> **Set problem**: Could you write out every record below exactly, leaving out any pictures?

[Stored data]
:::::

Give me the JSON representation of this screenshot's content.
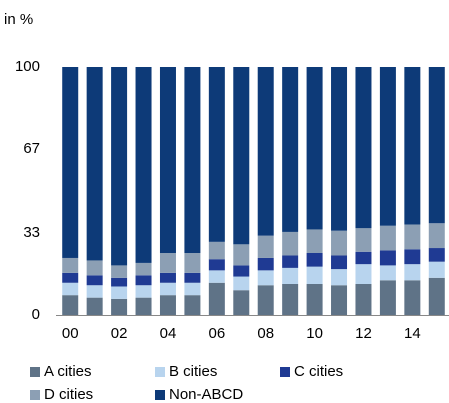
{
  "chart_data": {
    "type": "stacked_bar",
    "y_axis_label": "in %",
    "categories": [
      "00",
      null,
      "02",
      null,
      "04",
      null,
      "06",
      null,
      "08",
      null,
      "10",
      null,
      "12",
      null,
      "14",
      null
    ],
    "series": [
      {
        "name": "A cities",
        "color": "#5f7387",
        "values": [
          8,
          7,
          6.5,
          7,
          8,
          8,
          13,
          10,
          12,
          12.5,
          12.5,
          12,
          12.5,
          14,
          14,
          15
        ]
      },
      {
        "name": "B cities",
        "color": "#b8d4ee",
        "values": [
          5,
          5,
          5,
          5,
          5,
          5,
          5,
          5.5,
          6,
          6.5,
          7,
          6.5,
          8,
          6,
          6.5,
          6.5
        ]
      },
      {
        "name": "C cities",
        "color": "#1f3a93",
        "values": [
          4,
          4,
          3.5,
          4,
          4,
          4,
          4.5,
          4.5,
          5,
          5,
          5.5,
          5.5,
          5,
          6,
          6,
          5.5
        ]
      },
      {
        "name": "D cities",
        "color": "#8c9fb4",
        "values": [
          6,
          6,
          5,
          5,
          8,
          8,
          7,
          8.5,
          9,
          9.5,
          9.5,
          10,
          9.5,
          10,
          10,
          10
        ]
      },
      {
        "name": "Non-ABCD",
        "color": "#0d3a78",
        "values": [
          77,
          78,
          80,
          79,
          75,
          75,
          70.5,
          71.5,
          68,
          66.5,
          65.5,
          66,
          65,
          64,
          63.5,
          63
        ]
      }
    ],
    "ylim": [
      0,
      100
    ],
    "yticks": [
      0,
      33,
      67,
      100
    ],
    "grid": false
  }
}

:::::

> **Worked solution**:
Give me the JSON representation of this screenshot's content.
{
  "chart_data": {
    "type": "stacked_bar",
    "y_axis_label": "in %",
    "categories": [
      "00",
      null,
      "02",
      null,
      "04",
      null,
      "06",
      null,
      "08",
      null,
      "10",
      null,
      "12",
      null,
      "14",
      null
    ],
    "series": [
      {
        "name": "A cities",
        "color": "#5f7387",
        "values": [
          8,
          7,
          6.5,
          7,
          8,
          8,
          13,
          10,
          12,
          12.5,
          12.5,
          12,
          12.5,
          14,
          14,
          15
        ]
      },
      {
        "name": "B cities",
        "color": "#b8d4ee",
        "values": [
          5,
          5,
          5,
          5,
          5,
          5,
          5,
          5.5,
          6,
          6.5,
          7,
          6.5,
          8,
          6,
          6.5,
          6.5
        ]
      },
      {
        "name": "C cities",
        "color": "#1f3a93",
        "values": [
          4,
          4,
          3.5,
          4,
          4,
          4,
          4.5,
          4.5,
          5,
          5,
          5.5,
          5.5,
          5,
          6,
          6,
          5.5
        ]
      },
      {
        "name": "D cities",
        "color": "#8c9fb4",
        "values": [
          6,
          6,
          5,
          5,
          8,
          8,
          7,
          8.5,
          9,
          9.5,
          9.5,
          10,
          9.5,
          10,
          10,
          10
        ]
      },
      {
        "name": "Non-ABCD",
        "color": "#0d3a78",
        "values": [
          77,
          78,
          80,
          79,
          75,
          75,
          70.5,
          71.5,
          68,
          66.5,
          65.5,
          66,
          65,
          64,
          63.5,
          63
        ]
      }
    ],
    "ylim": [
      0,
      100
    ],
    "yticks": [
      0,
      33,
      67,
      100
    ],
    "grid": false
  }
}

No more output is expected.